* **EXERCISE BRIEF**: Look through the listing below and report how many lines contain "Output", as a bare number.

====== SUPPLIED DATA ======

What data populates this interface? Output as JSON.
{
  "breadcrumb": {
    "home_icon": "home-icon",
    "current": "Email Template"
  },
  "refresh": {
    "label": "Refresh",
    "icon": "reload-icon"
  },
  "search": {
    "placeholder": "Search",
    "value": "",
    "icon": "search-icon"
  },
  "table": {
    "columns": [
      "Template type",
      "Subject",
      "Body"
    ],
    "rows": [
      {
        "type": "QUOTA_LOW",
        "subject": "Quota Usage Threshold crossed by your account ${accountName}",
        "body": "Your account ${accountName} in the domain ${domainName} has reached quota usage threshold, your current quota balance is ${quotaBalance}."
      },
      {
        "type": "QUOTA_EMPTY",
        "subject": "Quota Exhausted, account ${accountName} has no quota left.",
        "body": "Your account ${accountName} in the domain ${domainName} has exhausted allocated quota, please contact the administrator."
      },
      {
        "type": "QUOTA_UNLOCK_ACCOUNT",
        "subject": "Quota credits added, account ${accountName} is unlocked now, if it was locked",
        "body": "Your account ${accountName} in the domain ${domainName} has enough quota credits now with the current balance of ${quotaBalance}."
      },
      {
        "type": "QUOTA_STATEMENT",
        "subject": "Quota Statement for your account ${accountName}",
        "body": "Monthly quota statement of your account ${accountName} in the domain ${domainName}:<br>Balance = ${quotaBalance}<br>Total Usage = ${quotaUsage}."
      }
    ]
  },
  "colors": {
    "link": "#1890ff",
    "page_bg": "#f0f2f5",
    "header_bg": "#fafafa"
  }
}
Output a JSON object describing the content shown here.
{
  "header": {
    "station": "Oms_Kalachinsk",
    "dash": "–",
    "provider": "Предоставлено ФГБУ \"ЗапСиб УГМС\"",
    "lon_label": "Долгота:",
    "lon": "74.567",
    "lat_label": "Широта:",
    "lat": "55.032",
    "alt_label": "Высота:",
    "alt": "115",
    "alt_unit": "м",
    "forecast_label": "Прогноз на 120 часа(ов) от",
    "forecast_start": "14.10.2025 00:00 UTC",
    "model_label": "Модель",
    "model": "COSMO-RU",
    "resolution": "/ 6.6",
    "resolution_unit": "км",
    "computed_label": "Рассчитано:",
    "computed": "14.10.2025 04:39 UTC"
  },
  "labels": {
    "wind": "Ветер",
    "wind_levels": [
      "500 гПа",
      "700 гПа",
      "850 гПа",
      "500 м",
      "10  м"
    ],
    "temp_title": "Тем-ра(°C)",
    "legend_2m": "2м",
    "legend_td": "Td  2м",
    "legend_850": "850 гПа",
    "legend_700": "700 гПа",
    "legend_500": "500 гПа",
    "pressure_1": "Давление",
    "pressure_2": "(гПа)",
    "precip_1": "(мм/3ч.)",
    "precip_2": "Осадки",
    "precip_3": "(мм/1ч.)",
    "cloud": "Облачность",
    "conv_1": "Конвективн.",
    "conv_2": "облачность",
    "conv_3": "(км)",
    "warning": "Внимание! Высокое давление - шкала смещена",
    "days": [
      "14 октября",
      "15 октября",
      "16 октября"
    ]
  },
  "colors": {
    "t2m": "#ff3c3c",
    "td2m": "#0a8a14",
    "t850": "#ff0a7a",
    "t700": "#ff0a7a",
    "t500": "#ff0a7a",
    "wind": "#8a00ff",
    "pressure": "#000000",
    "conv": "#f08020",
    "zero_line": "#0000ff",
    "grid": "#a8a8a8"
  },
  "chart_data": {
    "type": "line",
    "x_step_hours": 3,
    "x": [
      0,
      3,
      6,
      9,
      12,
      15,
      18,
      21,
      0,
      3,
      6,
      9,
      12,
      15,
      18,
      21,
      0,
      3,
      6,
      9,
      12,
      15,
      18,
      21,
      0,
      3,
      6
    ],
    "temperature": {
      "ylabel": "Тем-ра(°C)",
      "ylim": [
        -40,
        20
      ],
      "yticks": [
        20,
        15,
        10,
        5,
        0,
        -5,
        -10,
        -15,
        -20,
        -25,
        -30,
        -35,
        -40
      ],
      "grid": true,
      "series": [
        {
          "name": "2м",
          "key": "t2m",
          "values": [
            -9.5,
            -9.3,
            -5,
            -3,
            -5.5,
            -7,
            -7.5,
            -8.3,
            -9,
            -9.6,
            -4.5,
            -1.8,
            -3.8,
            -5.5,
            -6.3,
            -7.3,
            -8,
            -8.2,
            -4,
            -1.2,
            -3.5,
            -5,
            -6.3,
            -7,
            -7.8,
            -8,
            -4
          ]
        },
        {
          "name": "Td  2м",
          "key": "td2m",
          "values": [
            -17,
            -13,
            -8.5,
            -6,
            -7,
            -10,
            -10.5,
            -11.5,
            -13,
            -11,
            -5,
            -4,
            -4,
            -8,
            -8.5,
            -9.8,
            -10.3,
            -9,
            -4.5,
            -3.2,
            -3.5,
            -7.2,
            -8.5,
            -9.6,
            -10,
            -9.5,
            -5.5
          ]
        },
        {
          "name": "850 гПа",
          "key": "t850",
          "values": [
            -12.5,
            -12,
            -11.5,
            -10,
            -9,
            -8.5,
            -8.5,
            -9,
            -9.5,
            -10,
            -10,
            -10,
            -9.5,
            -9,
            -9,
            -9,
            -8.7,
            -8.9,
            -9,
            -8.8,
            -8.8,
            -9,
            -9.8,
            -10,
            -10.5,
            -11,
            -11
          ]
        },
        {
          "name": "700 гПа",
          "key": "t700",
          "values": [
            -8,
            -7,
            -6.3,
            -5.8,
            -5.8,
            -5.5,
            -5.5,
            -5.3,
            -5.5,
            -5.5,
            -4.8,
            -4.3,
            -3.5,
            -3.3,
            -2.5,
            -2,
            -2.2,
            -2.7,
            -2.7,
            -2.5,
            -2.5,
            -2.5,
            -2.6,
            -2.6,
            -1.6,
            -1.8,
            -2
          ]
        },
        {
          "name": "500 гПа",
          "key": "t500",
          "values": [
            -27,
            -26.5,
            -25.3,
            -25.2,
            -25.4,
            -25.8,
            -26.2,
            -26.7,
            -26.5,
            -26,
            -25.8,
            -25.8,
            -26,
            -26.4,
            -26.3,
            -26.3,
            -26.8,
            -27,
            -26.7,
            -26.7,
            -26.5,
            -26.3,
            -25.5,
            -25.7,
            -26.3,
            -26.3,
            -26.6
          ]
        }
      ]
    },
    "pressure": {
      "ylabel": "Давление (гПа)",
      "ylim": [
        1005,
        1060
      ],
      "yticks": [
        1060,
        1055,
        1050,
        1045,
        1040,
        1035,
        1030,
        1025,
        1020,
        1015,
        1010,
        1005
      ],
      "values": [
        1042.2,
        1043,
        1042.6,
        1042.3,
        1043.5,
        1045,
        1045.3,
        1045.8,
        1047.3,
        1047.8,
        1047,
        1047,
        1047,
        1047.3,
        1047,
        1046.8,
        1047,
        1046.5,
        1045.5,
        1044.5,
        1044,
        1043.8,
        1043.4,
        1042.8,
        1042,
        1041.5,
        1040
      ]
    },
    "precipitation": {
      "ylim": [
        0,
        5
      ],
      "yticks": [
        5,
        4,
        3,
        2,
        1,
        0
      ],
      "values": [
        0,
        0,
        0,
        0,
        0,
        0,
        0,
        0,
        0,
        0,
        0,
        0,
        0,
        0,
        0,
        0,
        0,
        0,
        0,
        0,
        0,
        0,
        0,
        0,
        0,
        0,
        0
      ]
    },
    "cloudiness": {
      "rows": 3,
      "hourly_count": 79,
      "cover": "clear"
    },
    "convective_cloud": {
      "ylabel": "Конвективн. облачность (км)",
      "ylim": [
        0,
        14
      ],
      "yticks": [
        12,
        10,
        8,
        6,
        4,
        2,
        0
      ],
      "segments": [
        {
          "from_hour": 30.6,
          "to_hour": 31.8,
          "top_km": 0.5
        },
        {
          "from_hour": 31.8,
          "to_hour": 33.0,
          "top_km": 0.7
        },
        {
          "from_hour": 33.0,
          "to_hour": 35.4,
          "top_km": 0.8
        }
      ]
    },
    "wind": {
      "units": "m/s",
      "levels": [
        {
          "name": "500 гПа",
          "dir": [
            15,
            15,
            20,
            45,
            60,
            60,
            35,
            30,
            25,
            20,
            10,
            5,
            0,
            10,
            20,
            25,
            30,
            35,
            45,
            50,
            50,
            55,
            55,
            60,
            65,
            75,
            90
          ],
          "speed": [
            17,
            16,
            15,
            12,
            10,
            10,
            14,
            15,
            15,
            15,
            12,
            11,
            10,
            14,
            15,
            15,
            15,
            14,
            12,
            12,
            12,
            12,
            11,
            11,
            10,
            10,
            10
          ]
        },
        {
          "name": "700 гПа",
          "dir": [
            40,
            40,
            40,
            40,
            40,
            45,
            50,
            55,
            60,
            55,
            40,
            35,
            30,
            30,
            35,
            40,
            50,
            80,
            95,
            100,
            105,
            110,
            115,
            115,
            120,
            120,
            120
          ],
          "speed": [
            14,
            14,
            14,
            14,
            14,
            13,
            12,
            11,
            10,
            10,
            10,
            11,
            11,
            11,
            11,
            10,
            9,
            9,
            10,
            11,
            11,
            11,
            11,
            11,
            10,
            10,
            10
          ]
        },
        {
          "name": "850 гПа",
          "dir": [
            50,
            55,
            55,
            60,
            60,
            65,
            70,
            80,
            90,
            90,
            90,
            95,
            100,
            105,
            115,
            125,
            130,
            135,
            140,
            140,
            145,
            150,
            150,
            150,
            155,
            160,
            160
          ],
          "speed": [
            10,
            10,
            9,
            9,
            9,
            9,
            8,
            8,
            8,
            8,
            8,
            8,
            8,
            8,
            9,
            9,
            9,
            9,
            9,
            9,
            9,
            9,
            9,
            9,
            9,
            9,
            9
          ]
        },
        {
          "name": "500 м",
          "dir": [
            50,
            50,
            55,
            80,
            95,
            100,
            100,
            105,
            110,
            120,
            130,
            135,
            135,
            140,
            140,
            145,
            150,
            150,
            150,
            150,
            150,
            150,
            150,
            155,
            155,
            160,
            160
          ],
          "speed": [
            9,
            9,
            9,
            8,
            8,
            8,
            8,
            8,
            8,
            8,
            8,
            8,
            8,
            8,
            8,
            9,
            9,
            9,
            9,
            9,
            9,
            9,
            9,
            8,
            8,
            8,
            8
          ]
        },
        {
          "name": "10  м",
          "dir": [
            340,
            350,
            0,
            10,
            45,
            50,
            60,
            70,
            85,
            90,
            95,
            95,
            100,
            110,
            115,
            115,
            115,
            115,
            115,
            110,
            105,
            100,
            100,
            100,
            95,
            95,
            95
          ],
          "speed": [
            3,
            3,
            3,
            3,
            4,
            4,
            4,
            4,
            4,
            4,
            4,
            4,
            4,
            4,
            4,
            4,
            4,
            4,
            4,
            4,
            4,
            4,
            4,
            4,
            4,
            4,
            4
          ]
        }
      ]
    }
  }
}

======

* **FINISHED TASK**: 2